Written request:
Return the entries below exactly as they appear, from the line with "pie-slice [290,145,464,277]" up to and including the line with "Enumerate the UI".

Exercise materials:
+ + +

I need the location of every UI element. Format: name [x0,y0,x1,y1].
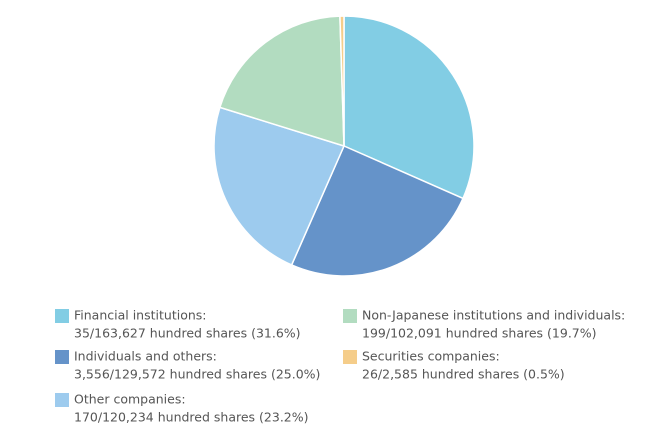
pie-slice [290,145,464,277]
legend-label: Financial institutions: [74,308,206,323]
pie-slice [339,15,345,147]
legend-label: Individuals and others: [74,349,217,364]
legend-value: 170/120,234 hundred shares (23.2%) [74,410,309,425]
legend-value: 199/102,091 hundred shares (19.7%) [362,326,597,341]
legend-value: 26/2,585 hundred shares (0.5%) [362,367,565,382]
legend-swatch [343,309,357,323]
legend-swatch [55,309,69,323]
legend-swatch [343,350,357,364]
legend-value: 35/163,627 hundred shares (31.6%) [74,326,301,341]
pie-slice [218,15,345,148]
legend-swatch [55,393,69,407]
legend-label: Securities companies: [362,349,500,364]
pie-slice [213,106,346,266]
legend-label: Non-Japanese institutions and individual… [362,308,625,323]
pie-slice [343,15,475,200]
legend-value: 3,556/129,572 hundred shares (25.0%) [74,367,320,382]
legend-swatch [55,350,69,364]
legend-label: Other companies: [74,392,186,407]
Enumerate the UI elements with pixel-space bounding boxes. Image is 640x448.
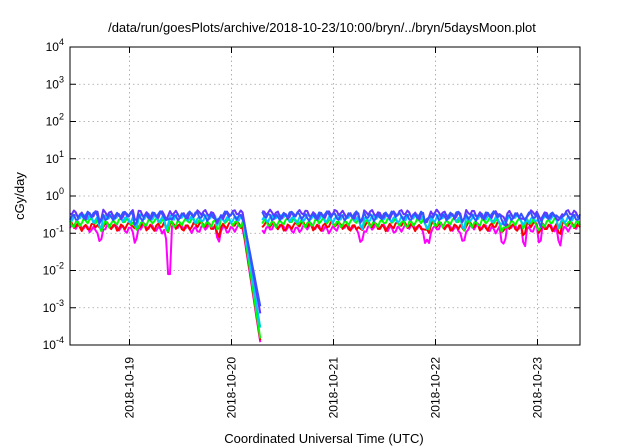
grid-layer — [70, 47, 580, 345]
series-line-6-seg-1 — [69, 210, 262, 307]
series-line-6-seg-2 — [261, 210, 581, 228]
plot-border — [69, 46, 581, 346]
x-tick-label: 2018-10-19 — [123, 357, 137, 419]
y-tick-label: 103 — [46, 74, 64, 91]
series-line-3-seg-2 — [261, 216, 581, 233]
x-axis-label: Coordinated Universal Time (UTC) — [224, 431, 423, 446]
series-line-2-seg-2 — [261, 220, 581, 237]
y-tick-label: 10-2 — [43, 261, 64, 278]
series-line-1-seg-1 — [69, 222, 262, 343]
y-tick-labels: 10-4 10-3 10-2 10-1 100 101 102 103 104 — [43, 37, 64, 352]
x-tick-label: 2018-10-20 — [225, 357, 239, 419]
x-tick-label: 2018-10-22 — [429, 357, 443, 419]
y-axis-label: cGy/day — [12, 172, 27, 220]
x-tick-label: 2018-10-23 — [531, 357, 545, 419]
y-tick-label: 10-1 — [43, 223, 64, 240]
x-tick-label: 2018-10-21 — [327, 357, 341, 419]
plot-frame — [69, 46, 581, 346]
y-tick-label: 100 — [46, 186, 64, 203]
y-tick-label: 104 — [46, 37, 64, 54]
y-tick-label: 101 — [46, 149, 64, 166]
y-tick-label: 10-3 — [43, 298, 64, 315]
series-layer — [69, 208, 581, 343]
chart-title: /data/run/goesPlots/archive/2018-10-23/1… — [108, 20, 536, 35]
x-tick-labels: 2018-10-19 2018-10-20 2018-10-21 2018-10-22… — [123, 357, 545, 419]
y-tick-label: 10-4 — [43, 335, 64, 352]
y-tick-label: 102 — [46, 112, 64, 129]
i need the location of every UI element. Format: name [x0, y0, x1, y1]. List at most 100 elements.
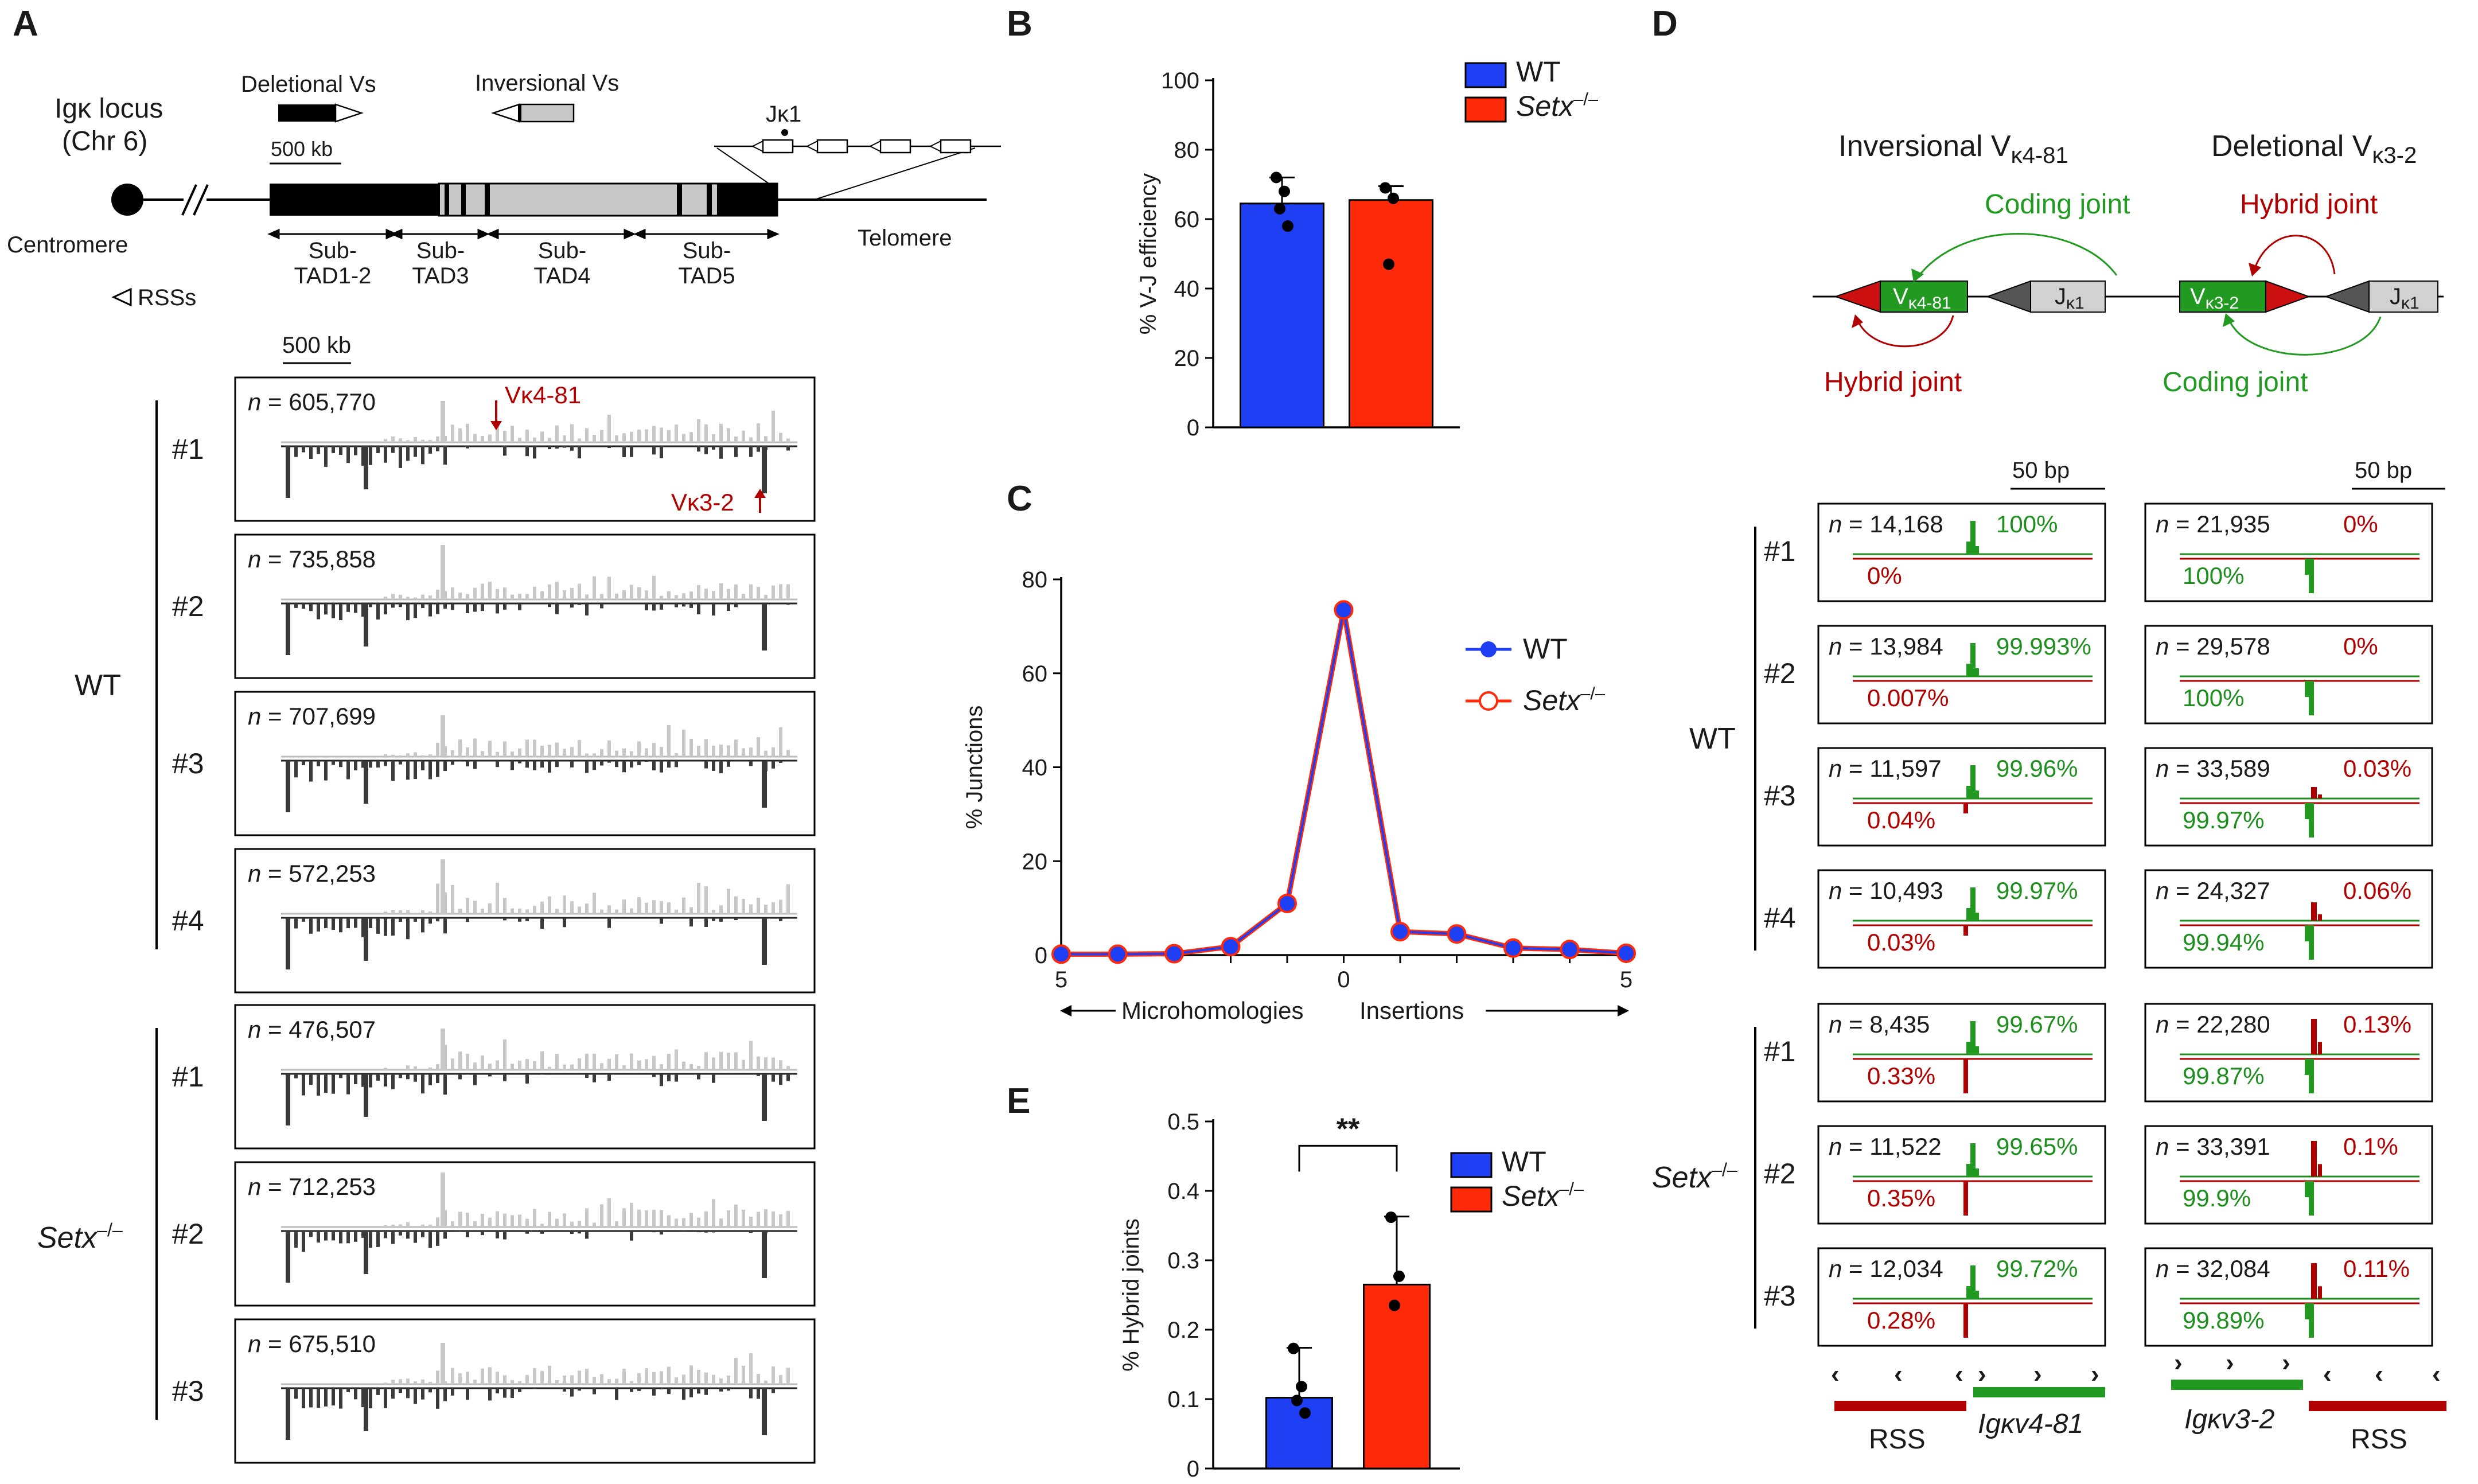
- b-legend-label: WT: [1516, 56, 1561, 88]
- d-del-track: n = 29,578 0% 100%: [2144, 625, 2433, 725]
- coverage-bar-down: [630, 1388, 633, 1392]
- d-green-peak: [1970, 521, 1976, 554]
- track: n = 476,507 #1: [172, 1004, 816, 1150]
- d-green-peak: [2305, 1181, 2309, 1197]
- coverage-bar-down: [689, 1388, 693, 1397]
- coverage-bar-up: [704, 739, 708, 757]
- coverage-bar-down: [704, 918, 708, 927]
- coverage-bar-up: [578, 1058, 581, 1070]
- coverage-bar-up: [727, 745, 730, 757]
- coverage-bar-down: [346, 1388, 350, 1392]
- d-red-peak: [2311, 1019, 2317, 1054]
- e-legend-swatch: [1450, 1152, 1493, 1178]
- coverage-bar-up: [637, 429, 641, 442]
- coverage-bar-up: [764, 436, 767, 442]
- coverage-bar-up: [518, 438, 521, 442]
- coverage-bar-up: [786, 884, 790, 914]
- coverage-bar-down: [436, 1231, 439, 1246]
- d-track-box: [2144, 503, 2433, 602]
- coverage-bar-up: [622, 1065, 626, 1070]
- n-value: = 12,034: [1842, 1255, 1943, 1282]
- coverage-peak-down: [762, 918, 767, 965]
- coverage-peak-down: [364, 918, 368, 961]
- coverage-bar-up: [600, 1063, 603, 1070]
- coverage-bar-down: [369, 1231, 372, 1248]
- coverage-bar-down: [421, 446, 424, 465]
- replicate-label: #3: [172, 1375, 204, 1407]
- coverage-bar-up: [458, 739, 462, 757]
- j-segments: [751, 139, 972, 154]
- coverage-bar-up: [630, 751, 633, 757]
- n-value: = 11,522: [1842, 1133, 1941, 1160]
- coverage-bar-down: [309, 1388, 313, 1408]
- n-value: = 29,578: [2169, 633, 2270, 660]
- e-data-point: [1385, 1211, 1397, 1223]
- coverage-bar-up: [615, 750, 618, 757]
- n-symbol: n: [248, 546, 261, 572]
- d-n-label: n = 33,391: [2156, 1133, 2270, 1160]
- coverage-bar-up: [727, 1376, 730, 1384]
- coverage-bar-up: [540, 901, 544, 914]
- coverage-bar-up: [749, 1353, 753, 1384]
- coverage-bar-down: [421, 1074, 424, 1094]
- c-wt-point: [1335, 602, 1352, 618]
- coverage-bar-up: [779, 1375, 782, 1384]
- coverage-bar-up: [637, 741, 641, 757]
- c-setx-point: [1616, 943, 1636, 963]
- group-label-main: Setx: [37, 1221, 98, 1255]
- coverage-bar-down: [570, 603, 574, 608]
- svg-text:‹: ‹: [2323, 1360, 2332, 1388]
- e-legend-label: WT: [1502, 1146, 1546, 1178]
- d-n-label: n = 24,327: [2156, 877, 2270, 904]
- coverage-bar-up: [436, 436, 439, 442]
- d-del-bottom-pct: 99.89%: [2183, 1307, 2264, 1334]
- b-bar: [1349, 199, 1433, 429]
- coverage-bar-down: [555, 446, 559, 449]
- coverage-bar-up: [511, 751, 514, 757]
- coverage-bar-up: [622, 1369, 626, 1384]
- coverage-bar-up: [428, 1067, 432, 1070]
- coverage-bar-down: [540, 761, 544, 768]
- coverage-bar-down: [346, 603, 350, 612]
- coverage-bar-down: [391, 446, 395, 453]
- centromere-label: Centromere: [7, 232, 128, 258]
- coverage-bar-up: [436, 1064, 439, 1070]
- n-value: = 8,435: [1842, 1011, 1930, 1038]
- subtad-1-2-line2: TAD1-2: [294, 263, 372, 289]
- right-rss-bar: [2309, 1401, 2446, 1411]
- e-data-point: [1299, 1407, 1311, 1419]
- coverage-bar-up: [764, 1057, 767, 1070]
- coverage-bar-down: [682, 603, 685, 607]
- coverage-bar-up: [675, 595, 678, 599]
- coverage-bar-up: [764, 595, 767, 599]
- left-rss-chevrons: ‹ ‹ ‹: [1831, 1360, 1963, 1388]
- d-replicate-label: #2: [1764, 1158, 1796, 1190]
- d-row: #4 n = 10,493 99.97% 0.03% n = 24,327 0.06% 99…: [1764, 869, 2433, 969]
- d-red-peak: [1963, 1059, 1968, 1093]
- coverage-bar-up: [682, 1061, 685, 1070]
- coverage-bar-up: [622, 590, 626, 599]
- coverage-bar-down: [428, 1388, 432, 1393]
- v-down-label: Vκ3-2: [671, 489, 734, 516]
- coverage-bar-up: [548, 1212, 551, 1227]
- del-v-box-label: Vκ3-2: [2190, 284, 2239, 313]
- coverage-bar-up: [757, 423, 760, 442]
- panel-b-letter: B: [1007, 4, 1032, 44]
- coverage-bar-up: [749, 1217, 753, 1227]
- c-y-tick-label: 40: [1022, 755, 1048, 781]
- coverage-bar-down: [332, 603, 335, 618]
- coverage-bar-up: [458, 1212, 462, 1227]
- coverage-bar-down: [548, 761, 551, 773]
- group-label-main: WT: [75, 669, 121, 702]
- track-n-label: n = 476,507: [248, 1016, 376, 1043]
- coverage-bar-up: [466, 1213, 469, 1227]
- coverage-bar-down: [488, 1388, 492, 1401]
- coverage-bar-down: [615, 1388, 618, 1400]
- coverage-bar-up: [607, 577, 611, 599]
- coverage-bar-down: [317, 918, 320, 932]
- coverage-bar-up: [503, 741, 506, 757]
- d-group-label: WT: [1689, 722, 1736, 755]
- coverage-bar-up: [525, 429, 529, 442]
- svg-text:›: ›: [2033, 1360, 2042, 1388]
- coverage-bar-up: [548, 584, 551, 599]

+ + +

Finished exercise:
pie-slice [290,145,464,277]
legend-label: Financial institutions: [74,308,206,323]
pie-slice [339,15,345,147]
legend-label: Individuals and others: [74,349,217,364]
legend-value: 170/120,234 hundred shares (23.2%) [74,410,309,425]
legend-value: 199/102,091 hundred shares (19.7%) [362,326,597,341]
legend-value: 26/2,585 hundred shares (0.5%) [362,367,565,382]
legend-swatch [343,309,357,323]
legend-swatch [55,309,69,323]
legend-swatch [343,350,357,364]
legend-value: 35/163,627 hundred shares (31.6%) [74,326,301,341]
pie-slice [218,15,345,148]
legend-swatch [55,393,69,407]
legend-label: Securities companies: [362,349,500,364]
pie-slice [213,106,346,266]
legend-label: Non-Japanese institutions and individual… [362,308,625,323]
pie-slice [343,15,475,200]
legend-value: 3,556/129,572 hundred shares (25.0%) [74,367,320,382]
legend-swatch [55,350,69,364]
legend-label: Other companies: [74,392,186,407]
Enumerate the UI elements with pixel-space bounding boxes. Image is 640x448.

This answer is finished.